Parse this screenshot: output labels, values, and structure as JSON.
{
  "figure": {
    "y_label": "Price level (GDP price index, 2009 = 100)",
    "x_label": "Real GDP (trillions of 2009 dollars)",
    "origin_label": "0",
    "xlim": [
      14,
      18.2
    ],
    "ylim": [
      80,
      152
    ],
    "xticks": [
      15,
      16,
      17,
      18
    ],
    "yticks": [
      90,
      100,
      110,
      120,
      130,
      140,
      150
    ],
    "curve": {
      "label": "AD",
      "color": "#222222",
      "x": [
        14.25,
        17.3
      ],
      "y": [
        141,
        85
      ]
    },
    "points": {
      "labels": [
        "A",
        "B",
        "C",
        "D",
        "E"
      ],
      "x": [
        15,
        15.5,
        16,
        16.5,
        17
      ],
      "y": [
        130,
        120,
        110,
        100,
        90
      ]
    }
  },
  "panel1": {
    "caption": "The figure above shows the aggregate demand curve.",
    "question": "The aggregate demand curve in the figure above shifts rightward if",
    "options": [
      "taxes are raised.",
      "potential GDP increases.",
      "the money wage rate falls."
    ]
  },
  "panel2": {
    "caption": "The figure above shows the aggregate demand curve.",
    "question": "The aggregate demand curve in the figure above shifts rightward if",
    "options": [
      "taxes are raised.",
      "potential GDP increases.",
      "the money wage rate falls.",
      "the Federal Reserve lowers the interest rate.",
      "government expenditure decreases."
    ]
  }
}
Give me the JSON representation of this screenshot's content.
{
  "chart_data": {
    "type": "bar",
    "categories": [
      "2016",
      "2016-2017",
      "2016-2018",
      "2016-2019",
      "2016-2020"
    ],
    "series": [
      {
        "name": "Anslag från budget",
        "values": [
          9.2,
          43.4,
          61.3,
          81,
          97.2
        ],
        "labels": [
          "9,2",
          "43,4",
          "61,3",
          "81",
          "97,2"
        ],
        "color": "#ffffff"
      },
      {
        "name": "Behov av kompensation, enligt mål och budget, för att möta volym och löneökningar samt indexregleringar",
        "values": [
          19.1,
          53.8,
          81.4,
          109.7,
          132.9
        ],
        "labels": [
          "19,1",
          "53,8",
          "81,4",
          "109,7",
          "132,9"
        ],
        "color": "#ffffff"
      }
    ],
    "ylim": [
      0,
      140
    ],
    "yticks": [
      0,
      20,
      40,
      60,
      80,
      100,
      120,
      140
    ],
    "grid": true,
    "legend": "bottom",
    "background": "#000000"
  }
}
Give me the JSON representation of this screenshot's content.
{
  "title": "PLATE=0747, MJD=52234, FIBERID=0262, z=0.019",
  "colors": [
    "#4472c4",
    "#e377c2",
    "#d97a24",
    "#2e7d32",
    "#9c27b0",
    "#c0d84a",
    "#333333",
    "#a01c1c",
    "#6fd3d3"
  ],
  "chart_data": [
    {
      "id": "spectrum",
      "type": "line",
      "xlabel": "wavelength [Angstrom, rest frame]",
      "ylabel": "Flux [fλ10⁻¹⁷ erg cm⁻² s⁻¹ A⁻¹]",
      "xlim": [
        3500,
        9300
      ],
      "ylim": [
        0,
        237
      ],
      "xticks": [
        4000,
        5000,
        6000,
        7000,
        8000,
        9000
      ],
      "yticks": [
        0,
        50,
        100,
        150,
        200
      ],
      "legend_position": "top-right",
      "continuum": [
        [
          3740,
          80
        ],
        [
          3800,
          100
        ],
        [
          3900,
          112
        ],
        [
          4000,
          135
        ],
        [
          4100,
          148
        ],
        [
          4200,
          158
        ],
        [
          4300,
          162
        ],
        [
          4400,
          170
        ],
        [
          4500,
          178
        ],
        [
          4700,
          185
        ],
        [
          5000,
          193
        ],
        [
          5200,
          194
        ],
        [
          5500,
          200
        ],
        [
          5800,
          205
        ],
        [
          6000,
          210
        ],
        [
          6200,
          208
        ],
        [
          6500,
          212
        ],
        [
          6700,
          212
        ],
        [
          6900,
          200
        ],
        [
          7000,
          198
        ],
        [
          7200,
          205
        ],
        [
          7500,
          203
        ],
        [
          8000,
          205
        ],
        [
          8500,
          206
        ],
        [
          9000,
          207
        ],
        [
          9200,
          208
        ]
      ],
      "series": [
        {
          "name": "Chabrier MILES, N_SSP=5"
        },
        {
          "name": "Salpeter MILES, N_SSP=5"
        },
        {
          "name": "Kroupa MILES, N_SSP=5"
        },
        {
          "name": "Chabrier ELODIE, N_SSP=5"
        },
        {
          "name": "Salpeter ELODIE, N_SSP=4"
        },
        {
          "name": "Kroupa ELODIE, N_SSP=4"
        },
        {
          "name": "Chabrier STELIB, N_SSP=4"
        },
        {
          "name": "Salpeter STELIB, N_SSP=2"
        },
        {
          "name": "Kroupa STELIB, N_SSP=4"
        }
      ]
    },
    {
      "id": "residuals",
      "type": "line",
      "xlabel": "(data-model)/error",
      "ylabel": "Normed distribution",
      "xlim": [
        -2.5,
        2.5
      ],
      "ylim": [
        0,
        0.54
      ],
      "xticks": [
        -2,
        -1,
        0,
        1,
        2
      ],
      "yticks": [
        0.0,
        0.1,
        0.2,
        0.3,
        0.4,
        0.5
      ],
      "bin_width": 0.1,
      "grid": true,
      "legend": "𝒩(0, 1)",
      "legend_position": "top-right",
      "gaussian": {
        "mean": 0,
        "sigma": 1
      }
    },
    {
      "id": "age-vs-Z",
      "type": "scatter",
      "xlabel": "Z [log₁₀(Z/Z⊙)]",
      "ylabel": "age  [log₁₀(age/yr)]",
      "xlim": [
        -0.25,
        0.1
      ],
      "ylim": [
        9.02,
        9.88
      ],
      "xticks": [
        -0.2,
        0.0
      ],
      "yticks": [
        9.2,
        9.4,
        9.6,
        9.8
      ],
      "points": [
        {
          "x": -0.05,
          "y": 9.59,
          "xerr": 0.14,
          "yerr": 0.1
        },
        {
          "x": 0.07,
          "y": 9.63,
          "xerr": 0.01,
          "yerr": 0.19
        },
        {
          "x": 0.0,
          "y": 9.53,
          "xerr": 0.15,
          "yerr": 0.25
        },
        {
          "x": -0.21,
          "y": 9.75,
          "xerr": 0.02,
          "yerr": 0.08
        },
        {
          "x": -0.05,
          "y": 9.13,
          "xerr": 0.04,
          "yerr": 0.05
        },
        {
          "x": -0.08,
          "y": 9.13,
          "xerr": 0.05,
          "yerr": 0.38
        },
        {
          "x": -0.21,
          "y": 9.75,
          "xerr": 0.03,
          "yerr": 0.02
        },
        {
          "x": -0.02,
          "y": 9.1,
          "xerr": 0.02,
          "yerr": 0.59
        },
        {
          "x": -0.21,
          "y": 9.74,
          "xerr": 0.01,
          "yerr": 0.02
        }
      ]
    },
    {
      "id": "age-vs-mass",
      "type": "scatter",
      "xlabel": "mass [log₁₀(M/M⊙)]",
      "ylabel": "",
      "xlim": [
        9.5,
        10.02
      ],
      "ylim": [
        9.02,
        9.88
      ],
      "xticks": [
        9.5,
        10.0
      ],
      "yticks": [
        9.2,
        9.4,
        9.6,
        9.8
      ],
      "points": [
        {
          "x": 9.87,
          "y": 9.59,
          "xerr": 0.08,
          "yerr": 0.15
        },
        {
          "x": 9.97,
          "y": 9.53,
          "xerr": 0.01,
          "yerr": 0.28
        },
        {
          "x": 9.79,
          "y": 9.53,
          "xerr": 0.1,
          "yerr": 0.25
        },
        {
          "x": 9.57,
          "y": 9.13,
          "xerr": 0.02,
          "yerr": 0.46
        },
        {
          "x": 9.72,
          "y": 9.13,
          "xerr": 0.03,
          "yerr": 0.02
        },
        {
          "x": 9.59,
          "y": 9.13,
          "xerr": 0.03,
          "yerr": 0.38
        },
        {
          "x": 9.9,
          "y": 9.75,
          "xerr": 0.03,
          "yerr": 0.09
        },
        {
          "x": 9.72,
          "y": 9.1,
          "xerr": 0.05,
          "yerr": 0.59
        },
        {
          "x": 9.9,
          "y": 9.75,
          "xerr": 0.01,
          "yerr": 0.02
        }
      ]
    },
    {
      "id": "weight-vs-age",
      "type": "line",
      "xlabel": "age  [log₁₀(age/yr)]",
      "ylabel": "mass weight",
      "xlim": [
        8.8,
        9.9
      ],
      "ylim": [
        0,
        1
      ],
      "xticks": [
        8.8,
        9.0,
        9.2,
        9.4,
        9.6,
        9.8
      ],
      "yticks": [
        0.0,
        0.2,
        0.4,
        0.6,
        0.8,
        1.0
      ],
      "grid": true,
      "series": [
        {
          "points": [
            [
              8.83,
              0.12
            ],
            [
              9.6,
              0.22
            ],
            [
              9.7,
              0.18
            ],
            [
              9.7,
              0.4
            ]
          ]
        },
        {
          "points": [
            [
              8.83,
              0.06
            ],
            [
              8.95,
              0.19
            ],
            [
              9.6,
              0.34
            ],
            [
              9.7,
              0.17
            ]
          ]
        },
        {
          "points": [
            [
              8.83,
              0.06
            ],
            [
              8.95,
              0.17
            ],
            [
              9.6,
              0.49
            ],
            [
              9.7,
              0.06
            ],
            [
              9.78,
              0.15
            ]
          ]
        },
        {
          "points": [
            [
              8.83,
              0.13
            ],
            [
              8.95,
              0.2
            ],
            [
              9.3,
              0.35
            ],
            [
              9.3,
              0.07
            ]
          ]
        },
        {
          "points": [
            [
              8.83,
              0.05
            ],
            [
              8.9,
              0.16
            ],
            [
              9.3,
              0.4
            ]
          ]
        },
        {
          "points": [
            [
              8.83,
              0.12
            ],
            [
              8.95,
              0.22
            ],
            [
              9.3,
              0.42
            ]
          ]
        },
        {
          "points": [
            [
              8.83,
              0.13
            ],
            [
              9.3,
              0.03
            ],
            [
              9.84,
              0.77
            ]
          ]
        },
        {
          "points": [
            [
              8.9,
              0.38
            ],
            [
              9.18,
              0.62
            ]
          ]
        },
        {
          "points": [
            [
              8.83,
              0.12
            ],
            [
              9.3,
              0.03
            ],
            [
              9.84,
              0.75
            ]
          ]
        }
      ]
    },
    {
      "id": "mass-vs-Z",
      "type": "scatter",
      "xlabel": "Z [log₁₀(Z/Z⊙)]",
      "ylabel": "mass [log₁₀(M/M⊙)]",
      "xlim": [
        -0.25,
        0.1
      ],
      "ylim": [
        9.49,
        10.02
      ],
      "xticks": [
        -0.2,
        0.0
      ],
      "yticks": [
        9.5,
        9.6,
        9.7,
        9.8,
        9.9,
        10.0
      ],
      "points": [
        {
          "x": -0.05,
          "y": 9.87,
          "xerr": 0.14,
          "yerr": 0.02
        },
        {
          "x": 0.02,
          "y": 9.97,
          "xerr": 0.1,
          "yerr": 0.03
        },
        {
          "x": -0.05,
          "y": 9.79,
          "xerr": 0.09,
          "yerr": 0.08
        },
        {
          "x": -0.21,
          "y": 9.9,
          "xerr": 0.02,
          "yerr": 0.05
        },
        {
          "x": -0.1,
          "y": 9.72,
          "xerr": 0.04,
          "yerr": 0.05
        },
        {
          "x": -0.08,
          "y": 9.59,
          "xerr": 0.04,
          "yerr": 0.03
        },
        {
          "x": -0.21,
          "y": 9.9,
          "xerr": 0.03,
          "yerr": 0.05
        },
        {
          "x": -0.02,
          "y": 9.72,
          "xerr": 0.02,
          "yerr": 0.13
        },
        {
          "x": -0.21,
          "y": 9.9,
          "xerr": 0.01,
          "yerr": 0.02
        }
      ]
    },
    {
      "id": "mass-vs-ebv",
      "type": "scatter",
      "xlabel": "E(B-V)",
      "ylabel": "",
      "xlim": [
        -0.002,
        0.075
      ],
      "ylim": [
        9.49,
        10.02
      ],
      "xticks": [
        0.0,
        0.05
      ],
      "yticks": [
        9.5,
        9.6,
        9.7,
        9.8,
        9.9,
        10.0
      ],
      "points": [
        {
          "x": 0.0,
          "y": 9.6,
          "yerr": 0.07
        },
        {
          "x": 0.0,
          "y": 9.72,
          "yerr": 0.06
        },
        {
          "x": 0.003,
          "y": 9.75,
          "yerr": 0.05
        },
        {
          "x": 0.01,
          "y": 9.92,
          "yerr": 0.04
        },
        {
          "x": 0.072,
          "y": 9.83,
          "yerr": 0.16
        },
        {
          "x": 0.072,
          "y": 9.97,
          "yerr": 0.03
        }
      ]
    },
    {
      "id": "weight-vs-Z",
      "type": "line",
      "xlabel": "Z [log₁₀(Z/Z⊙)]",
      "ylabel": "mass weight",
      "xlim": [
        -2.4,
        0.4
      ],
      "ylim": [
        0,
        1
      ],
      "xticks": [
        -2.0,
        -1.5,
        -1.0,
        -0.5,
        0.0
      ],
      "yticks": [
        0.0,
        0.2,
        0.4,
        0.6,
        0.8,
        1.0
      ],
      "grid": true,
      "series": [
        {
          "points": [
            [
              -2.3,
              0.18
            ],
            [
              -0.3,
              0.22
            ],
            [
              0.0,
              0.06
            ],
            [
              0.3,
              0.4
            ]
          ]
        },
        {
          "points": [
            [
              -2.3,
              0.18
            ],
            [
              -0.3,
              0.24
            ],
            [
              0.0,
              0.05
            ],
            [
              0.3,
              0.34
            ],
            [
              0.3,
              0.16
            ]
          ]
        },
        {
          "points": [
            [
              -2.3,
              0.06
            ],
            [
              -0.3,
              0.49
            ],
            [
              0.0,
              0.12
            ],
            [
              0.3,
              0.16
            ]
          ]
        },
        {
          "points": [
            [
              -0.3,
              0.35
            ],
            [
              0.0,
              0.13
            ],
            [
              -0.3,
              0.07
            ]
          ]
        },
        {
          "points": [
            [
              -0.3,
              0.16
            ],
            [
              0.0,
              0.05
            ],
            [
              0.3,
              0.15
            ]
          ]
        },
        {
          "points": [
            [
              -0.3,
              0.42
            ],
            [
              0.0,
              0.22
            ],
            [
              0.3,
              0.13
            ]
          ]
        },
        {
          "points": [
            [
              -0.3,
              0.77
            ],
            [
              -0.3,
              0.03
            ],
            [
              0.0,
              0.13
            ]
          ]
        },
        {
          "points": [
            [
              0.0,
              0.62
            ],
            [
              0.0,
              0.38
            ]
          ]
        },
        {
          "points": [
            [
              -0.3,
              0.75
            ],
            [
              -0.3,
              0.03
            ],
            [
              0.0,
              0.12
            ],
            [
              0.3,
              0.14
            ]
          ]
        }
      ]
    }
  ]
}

# What is expected
Every line of the listing that holds "STELIB" is to be counted; give only the resulting number.

# Final result
3